• [Given task 1]: Lay out the rows below as a numbered list, starting at the first row and ending at the line that contains "histogram-bar <box>367 305 383 357</box>". Leave out any blank lines.

• [Passage provided]:
The Lady laments, “ ‘I am half sick of shadows’” (Tennyson l. 71). Since the Lady has no hero, she finds a reprieve from her nightmare in the passing Sir Lancelot. Lancelot’s “coal-black curls” entice her from the curse (Tennyson 1. 104). The disruption of the supernatural forces causes the Lady’s mirror to crack and she knows, “ ‘The curse is come upon me’” (Tennyson l. 116). Supernatural forces will now claim the Lady of Shalott for daring to stop weaving. Surveying the poem broadly, Gothic tropes and imagery are abundant: the stony architecture, the fairy-like woman, mysterious songs in the night, and people caught in supernatural forces. Perhaps if “The Lady of Shalott” was conventionally Gothic Sir Lancelot would find a way to break the Lady’s curse and the isle would no longer be imbowered in silence. Nonetheless, there is no Gothic resolution for the Lady. The Lady does not triumph, and the supernatural forces do not seem to triumph either. In the binary tension between the curse and freedom, nothing wins.

(Recorded data)
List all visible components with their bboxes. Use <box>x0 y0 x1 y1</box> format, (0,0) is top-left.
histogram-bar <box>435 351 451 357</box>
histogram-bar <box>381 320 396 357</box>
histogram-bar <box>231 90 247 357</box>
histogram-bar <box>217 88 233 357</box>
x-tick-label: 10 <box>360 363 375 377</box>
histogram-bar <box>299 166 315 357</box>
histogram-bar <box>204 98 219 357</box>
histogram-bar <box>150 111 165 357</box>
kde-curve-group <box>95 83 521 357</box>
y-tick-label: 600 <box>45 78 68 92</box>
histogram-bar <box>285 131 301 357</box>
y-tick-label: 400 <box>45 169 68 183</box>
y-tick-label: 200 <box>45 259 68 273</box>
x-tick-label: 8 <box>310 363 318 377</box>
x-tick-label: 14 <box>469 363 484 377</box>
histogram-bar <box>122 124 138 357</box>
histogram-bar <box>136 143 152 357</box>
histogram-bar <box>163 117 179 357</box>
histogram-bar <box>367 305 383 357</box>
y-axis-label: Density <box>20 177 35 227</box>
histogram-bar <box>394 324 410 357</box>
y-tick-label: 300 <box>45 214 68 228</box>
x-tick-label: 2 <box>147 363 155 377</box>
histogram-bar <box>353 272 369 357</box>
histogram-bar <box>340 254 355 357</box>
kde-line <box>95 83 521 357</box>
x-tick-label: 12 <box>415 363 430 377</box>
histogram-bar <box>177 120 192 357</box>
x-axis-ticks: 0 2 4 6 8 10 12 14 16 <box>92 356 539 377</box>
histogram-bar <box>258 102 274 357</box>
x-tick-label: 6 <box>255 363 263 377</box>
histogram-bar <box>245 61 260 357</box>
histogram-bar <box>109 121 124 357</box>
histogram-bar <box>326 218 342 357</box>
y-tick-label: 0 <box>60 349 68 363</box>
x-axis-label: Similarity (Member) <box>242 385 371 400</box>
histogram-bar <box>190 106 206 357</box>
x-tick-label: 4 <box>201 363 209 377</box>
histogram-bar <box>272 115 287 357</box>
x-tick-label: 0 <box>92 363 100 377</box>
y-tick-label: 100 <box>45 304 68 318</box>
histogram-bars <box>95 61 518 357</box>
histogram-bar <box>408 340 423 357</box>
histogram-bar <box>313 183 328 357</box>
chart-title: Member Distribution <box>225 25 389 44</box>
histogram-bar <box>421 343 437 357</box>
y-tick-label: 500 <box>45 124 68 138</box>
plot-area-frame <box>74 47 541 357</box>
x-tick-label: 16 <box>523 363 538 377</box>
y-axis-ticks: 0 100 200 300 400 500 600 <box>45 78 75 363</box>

• [Given task 2]: In the passage about "The Lady of Shalott," what causes the Lady's mirror to crack?

• [Exercise answer 1]:
1. List all visible components with their bboxes. Use <box>x0 y0 x1 y1</box> format, (0,0) is top-left.
2. histogram-bar <box>435 351 451 357</box>
3. histogram-bar <box>381 320 396 357</box>
4. histogram-bar <box>231 90 247 357</box>
5. histogram-bar <box>217 88 233 357</box>
6. x-tick-label: 10 <box>360 363 375 377</box>
7. histogram-bar <box>299 166 315 357</box>
8. histogram-bar <box>204 98 219 357</box>
9. histogram-bar <box>150 111 165 357</box>
10. kde-curve-group <box>95 83 521 357</box>
11. y-tick-label: 600 <box>45 78 68 92</box>
12. histogram-bar <box>285 131 301 357</box>
13. y-tick-label: 400 <box>45 169 68 183</box>
14. y-tick-label: 200 <box>45 259 68 273</box>
15. x-tick-label: 8 <box>310 363 318 377</box>
16. x-tick-label: 14 <box>469 363 484 377</box>
17. histogram-bar <box>122 124 138 357</box>
18. histogram-bar <box>136 143 152 357</box>
19. histogram-bar <box>163 117 179 357</box>
20. histogram-bar <box>367 305 383 357</box>

• [Exercise answer 2]: The disruption of the supernatural forces causes it to crack.